• Request: Reproduce every row below word for word, keeping each line and its order unchanged.

• Provided data:
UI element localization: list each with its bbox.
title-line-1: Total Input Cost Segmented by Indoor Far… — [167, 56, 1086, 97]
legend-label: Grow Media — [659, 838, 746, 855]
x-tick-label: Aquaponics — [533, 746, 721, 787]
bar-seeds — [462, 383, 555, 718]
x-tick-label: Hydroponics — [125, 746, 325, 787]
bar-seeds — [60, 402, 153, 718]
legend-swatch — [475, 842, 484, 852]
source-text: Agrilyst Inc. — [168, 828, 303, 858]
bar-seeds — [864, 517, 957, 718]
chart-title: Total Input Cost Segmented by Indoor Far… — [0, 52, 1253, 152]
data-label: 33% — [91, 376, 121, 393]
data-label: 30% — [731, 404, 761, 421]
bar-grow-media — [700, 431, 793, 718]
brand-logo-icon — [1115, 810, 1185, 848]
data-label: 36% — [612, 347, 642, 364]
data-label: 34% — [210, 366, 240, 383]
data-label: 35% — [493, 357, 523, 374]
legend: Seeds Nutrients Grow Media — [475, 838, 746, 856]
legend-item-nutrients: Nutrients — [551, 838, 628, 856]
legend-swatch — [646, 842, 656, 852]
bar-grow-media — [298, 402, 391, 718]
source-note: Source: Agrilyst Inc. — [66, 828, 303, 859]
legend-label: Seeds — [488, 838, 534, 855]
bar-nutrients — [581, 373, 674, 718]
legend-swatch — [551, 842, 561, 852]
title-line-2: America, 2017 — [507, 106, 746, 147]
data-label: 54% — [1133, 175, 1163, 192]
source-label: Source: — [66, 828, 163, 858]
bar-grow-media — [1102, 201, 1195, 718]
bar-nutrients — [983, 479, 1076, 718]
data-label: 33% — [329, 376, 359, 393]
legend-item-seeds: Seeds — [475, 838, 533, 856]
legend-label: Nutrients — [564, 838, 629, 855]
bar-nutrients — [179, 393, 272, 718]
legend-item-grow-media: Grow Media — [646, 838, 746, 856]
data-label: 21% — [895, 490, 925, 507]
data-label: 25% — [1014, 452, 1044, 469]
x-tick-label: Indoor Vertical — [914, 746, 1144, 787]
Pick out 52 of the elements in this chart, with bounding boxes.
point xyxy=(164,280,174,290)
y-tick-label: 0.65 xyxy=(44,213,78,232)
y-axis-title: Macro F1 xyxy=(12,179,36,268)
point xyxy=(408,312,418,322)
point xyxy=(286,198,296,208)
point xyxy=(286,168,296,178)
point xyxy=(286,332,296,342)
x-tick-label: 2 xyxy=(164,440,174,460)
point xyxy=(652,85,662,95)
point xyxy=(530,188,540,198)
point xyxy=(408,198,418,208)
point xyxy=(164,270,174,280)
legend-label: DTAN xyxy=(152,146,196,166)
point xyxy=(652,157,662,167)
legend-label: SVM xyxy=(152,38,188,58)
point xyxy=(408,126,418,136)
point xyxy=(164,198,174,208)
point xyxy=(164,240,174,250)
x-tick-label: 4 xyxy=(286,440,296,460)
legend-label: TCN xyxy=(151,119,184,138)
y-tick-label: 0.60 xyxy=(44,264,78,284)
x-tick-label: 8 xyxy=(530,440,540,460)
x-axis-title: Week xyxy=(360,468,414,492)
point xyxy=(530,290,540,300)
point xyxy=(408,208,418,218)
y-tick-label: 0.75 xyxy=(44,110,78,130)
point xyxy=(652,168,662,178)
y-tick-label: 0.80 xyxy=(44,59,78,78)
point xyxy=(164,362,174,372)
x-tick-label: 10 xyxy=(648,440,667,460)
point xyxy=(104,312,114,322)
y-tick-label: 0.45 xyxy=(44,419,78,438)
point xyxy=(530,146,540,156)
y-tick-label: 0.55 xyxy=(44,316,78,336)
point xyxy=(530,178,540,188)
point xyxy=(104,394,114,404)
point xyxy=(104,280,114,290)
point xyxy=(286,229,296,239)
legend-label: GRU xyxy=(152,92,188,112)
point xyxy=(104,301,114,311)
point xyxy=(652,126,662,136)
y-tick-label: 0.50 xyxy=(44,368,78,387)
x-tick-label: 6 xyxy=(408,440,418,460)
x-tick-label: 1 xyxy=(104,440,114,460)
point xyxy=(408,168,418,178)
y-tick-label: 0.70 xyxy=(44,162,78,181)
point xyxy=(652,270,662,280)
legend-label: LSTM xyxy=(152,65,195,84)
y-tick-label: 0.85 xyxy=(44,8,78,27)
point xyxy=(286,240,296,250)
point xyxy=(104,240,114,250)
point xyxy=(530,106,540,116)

• Task output:
UI element localization: list each with its bbox.
title-line-1: Total Input Cost Segmented by Indoor Far… — [167, 56, 1086, 97]
legend-label: Grow Media — [659, 838, 746, 855]
x-tick-label: Aquaponics — [533, 746, 721, 787]
bar-seeds — [462, 383, 555, 718]
x-tick-label: Hydroponics — [125, 746, 325, 787]
bar-seeds — [60, 402, 153, 718]
legend-swatch — [475, 842, 484, 852]
source-text: Agrilyst Inc. — [168, 828, 303, 858]
bar-seeds — [864, 517, 957, 718]
chart-title: Total Input Cost Segmented by Indoor Far… — [0, 52, 1253, 152]
data-label: 33% — [91, 376, 121, 393]
data-label: 30% — [731, 404, 761, 421]
bar-grow-media — [700, 431, 793, 718]
brand-logo-icon — [1115, 810, 1185, 848]
data-label: 36% — [612, 347, 642, 364]
data-label: 34% — [210, 366, 240, 383]
data-label: 35% — [493, 357, 523, 374]
legend: Seeds Nutrients Grow Media — [475, 838, 746, 856]
legend-item-nutrients: Nutrients — [551, 838, 628, 856]
legend-swatch — [646, 842, 656, 852]
bar-grow-media — [298, 402, 391, 718]
source-note: Source: Agrilyst Inc. — [66, 828, 303, 859]
legend-label: Seeds — [488, 838, 534, 855]
bar-nutrients — [581, 373, 674, 718]
legend-swatch — [551, 842, 561, 852]
title-line-2: America, 2017 — [507, 106, 746, 147]
data-label: 54% — [1133, 175, 1163, 192]
source-label: Source: — [66, 828, 163, 858]
bar-grow-media — [1102, 201, 1195, 718]
bar-nutrients — [983, 479, 1076, 718]
data-label: 33% — [329, 376, 359, 393]
legend-item-seeds: Seeds — [475, 838, 533, 856]
legend-label: Nutrients — [564, 838, 629, 855]
bar-nutrients — [179, 393, 272, 718]
legend-item-grow-media: Grow Media — [646, 838, 746, 856]
data-label: 21% — [895, 490, 925, 507]
data-label: 25% — [1014, 452, 1044, 469]
x-tick-label: Indoor Vertical — [914, 746, 1144, 787]
Pick out 52 of the elements in this chart, with bounding boxes.
point xyxy=(164,280,174,290)
y-tick-label: 0.65 xyxy=(44,213,78,232)
y-axis-title: Macro F1 xyxy=(12,179,36,268)
point xyxy=(408,312,418,322)
point xyxy=(286,198,296,208)
point xyxy=(286,168,296,178)
point xyxy=(286,332,296,342)
x-tick-label: 2 xyxy=(164,440,174,460)
point xyxy=(652,85,662,95)
point xyxy=(530,188,540,198)
point xyxy=(408,198,418,208)
point xyxy=(164,270,174,280)
legend-label: DTAN xyxy=(152,146,196,166)
point xyxy=(652,157,662,167)
legend-label: SVM xyxy=(152,38,188,58)
point xyxy=(408,126,418,136)
point xyxy=(164,198,174,208)
point xyxy=(164,240,174,250)
x-tick-label: 4 xyxy=(286,440,296,460)
legend-label: TCN xyxy=(151,119,184,138)
y-tick-label: 0.60 xyxy=(44,264,78,284)
x-tick-label: 8 xyxy=(530,440,540,460)
x-axis-title: Week xyxy=(360,468,414,492)
point xyxy=(530,290,540,300)
point xyxy=(408,208,418,218)
y-tick-label: 0.75 xyxy=(44,110,78,130)
point xyxy=(652,168,662,178)
y-tick-label: 0.80 xyxy=(44,59,78,78)
point xyxy=(164,362,174,372)
x-tick-label: 10 xyxy=(648,440,667,460)
point xyxy=(104,312,114,322)
y-tick-label: 0.45 xyxy=(44,419,78,438)
point xyxy=(530,146,540,156)
y-tick-label: 0.55 xyxy=(44,316,78,336)
point xyxy=(530,178,540,188)
point xyxy=(104,394,114,404)
point xyxy=(104,280,114,290)
point xyxy=(286,229,296,239)
legend-label: GRU xyxy=(152,92,188,112)
point xyxy=(104,301,114,311)
point xyxy=(652,126,662,136)
y-tick-label: 0.50 xyxy=(44,368,78,387)
x-tick-label: 6 xyxy=(408,440,418,460)
x-tick-label: 1 xyxy=(104,440,114,460)
point xyxy=(408,168,418,178)
y-tick-label: 0.70 xyxy=(44,162,78,181)
point xyxy=(652,270,662,280)
legend-label: LSTM xyxy=(152,65,195,84)
y-tick-label: 0.85 xyxy=(44,8,78,27)
point xyxy=(286,240,296,250)
point xyxy=(104,240,114,250)
point xyxy=(530,106,540,116)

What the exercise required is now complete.